What to work on. Images must not appear in your copy; reproduce every other part of the records exactly.

(Figure contents as structured data)
==============================

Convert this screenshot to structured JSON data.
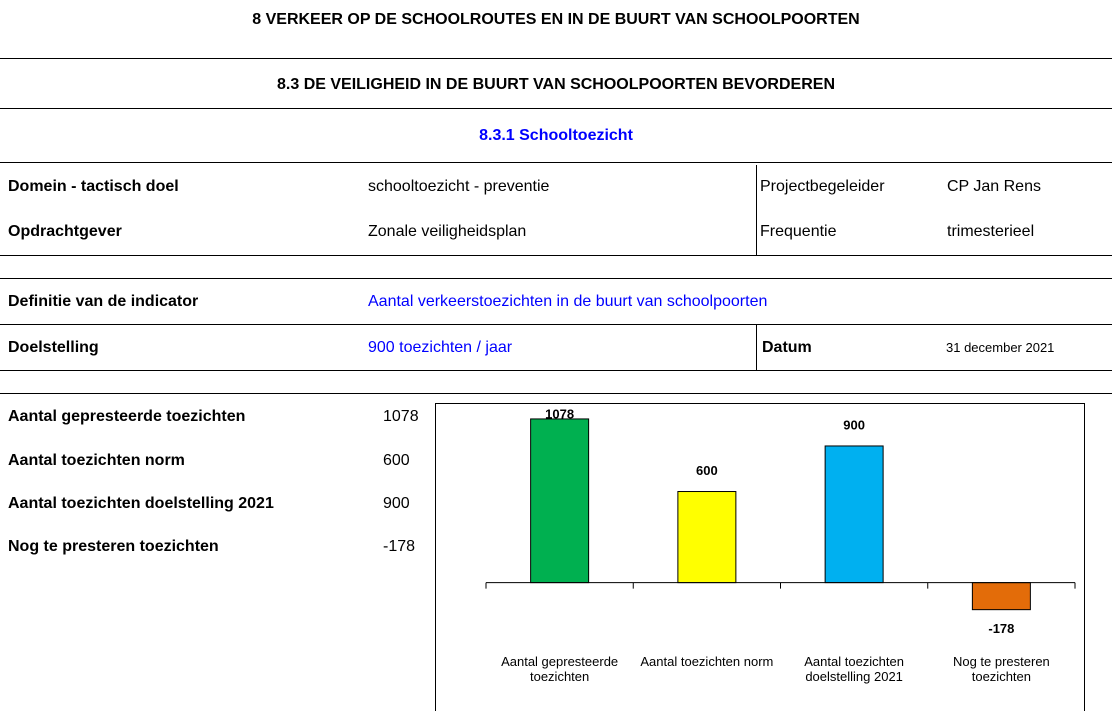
{
  "header": {
    "title": "8 VERKEER OP DE SCHOOLROUTES EN IN DE BUURT VAN SCHOOLPOORTEN",
    "section": "8.3 DE VEILIGHEID IN DE BUURT VAN SCHOOLPOORTEN BEVORDEREN",
    "subsection": "8.3.1 Schooltoezicht"
  },
  "info": [
    {
      "label": "Domein - tactisch doel",
      "value": "schooltoezicht - preventie",
      "label2": "Projectbegeleider",
      "value2": "CP Jan Rens"
    },
    {
      "label": "Opdrachtgever",
      "value": "Zonale veiligheidsplan",
      "label2": "Frequentie",
      "value2": "trimesterieel"
    }
  ],
  "indicator": {
    "definition_label": "Definitie van de indicator",
    "definition": "Aantal verkeerstoezichten in de buurt van schoolpoorten",
    "target_label": "Doelstelling",
    "target": "900 toezichten / jaar",
    "date_label": "Datum",
    "date": "31 december 2021"
  },
  "summary": {
    "rows": [
      [
        "Aantal gepresteerde toezichten",
        1078
      ],
      [
        "Aantal toezichten norm",
        600
      ],
      [
        "Aantal toezichten doelstelling 2021",
        900
      ],
      [
        "Nog te presteren toezichten",
        -178
      ]
    ]
  },
  "chart_data": {
    "type": "bar",
    "categories": [
      "Aantal gepresteerde toezichten",
      "Aantal toezichten norm",
      "Aantal toezichten doelstelling 2021",
      "Nog te presteren toezichten"
    ],
    "values": [
      1078,
      600,
      900,
      -178
    ],
    "colors": [
      "#00b050",
      "#ffff00",
      "#00b0f0",
      "#e36c09"
    ],
    "ylim": [
      -200,
      1150
    ],
    "grid": false
  }
}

==============================

Output of the task.
Convert this screenshot to structured JSON data.
{
  "header": {
    "title": "8 VERKEER OP DE SCHOOLROUTES EN IN DE BUURT VAN SCHOOLPOORTEN",
    "section": "8.3 DE VEILIGHEID IN DE BUURT VAN SCHOOLPOORTEN BEVORDEREN",
    "subsection": "8.3.1 Schooltoezicht"
  },
  "info": [
    {
      "label": "Domein - tactisch doel",
      "value": "schooltoezicht - preventie",
      "label2": "Projectbegeleider",
      "value2": "CP Jan Rens"
    },
    {
      "label": "Opdrachtgever",
      "value": "Zonale veiligheidsplan",
      "label2": "Frequentie",
      "value2": "trimesterieel"
    }
  ],
  "indicator": {
    "definition_label": "Definitie van de indicator",
    "definition": "Aantal verkeerstoezichten in de buurt van schoolpoorten",
    "target_label": "Doelstelling",
    "target": "900 toezichten / jaar",
    "date_label": "Datum",
    "date": "31 december 2021"
  },
  "summary": {
    "rows": [
      [
        "Aantal gepresteerde toezichten",
        1078
      ],
      [
        "Aantal toezichten norm",
        600
      ],
      [
        "Aantal toezichten doelstelling 2021",
        900
      ],
      [
        "Nog te presteren toezichten",
        -178
      ]
    ]
  },
  "chart_data": {
    "type": "bar",
    "categories": [
      "Aantal gepresteerde toezichten",
      "Aantal toezichten norm",
      "Aantal toezichten doelstelling 2021",
      "Nog te presteren toezichten"
    ],
    "values": [
      1078,
      600,
      900,
      -178
    ],
    "colors": [
      "#00b050",
      "#ffff00",
      "#00b0f0",
      "#e36c09"
    ],
    "ylim": [
      -200,
      1150
    ],
    "grid": false
  }
}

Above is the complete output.